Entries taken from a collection
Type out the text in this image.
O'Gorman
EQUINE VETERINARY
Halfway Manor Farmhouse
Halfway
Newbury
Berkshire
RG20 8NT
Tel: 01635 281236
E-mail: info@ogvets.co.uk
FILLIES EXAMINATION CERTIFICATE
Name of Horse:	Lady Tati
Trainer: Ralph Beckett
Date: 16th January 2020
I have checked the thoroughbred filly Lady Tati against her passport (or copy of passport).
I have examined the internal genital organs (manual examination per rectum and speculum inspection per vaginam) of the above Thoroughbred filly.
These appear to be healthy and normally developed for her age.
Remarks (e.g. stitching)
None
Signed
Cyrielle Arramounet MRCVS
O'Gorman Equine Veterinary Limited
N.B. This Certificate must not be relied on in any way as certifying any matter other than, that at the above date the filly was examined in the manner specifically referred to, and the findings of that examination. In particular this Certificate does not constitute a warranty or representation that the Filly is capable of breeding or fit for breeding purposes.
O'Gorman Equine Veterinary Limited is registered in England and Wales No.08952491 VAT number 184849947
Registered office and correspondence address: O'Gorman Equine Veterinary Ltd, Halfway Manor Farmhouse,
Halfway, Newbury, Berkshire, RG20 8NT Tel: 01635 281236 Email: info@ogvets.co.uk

### Given request
Each line holding "above" must be found and copied.

### Exercise response
I have examined the internal genital organs (manual examination per rectum and speculum inspection per vaginam) of the above Thoroughbred filly.
N.B. This Certificate must not be relied on in any way as certifying any matter other than, that at the above date the filly was examined in the manner specifically referred to, and the findings of that examination. In particular this Certificate does not constitute a warranty or representation that the Filly is capable of breeding or fit for breeding purposes.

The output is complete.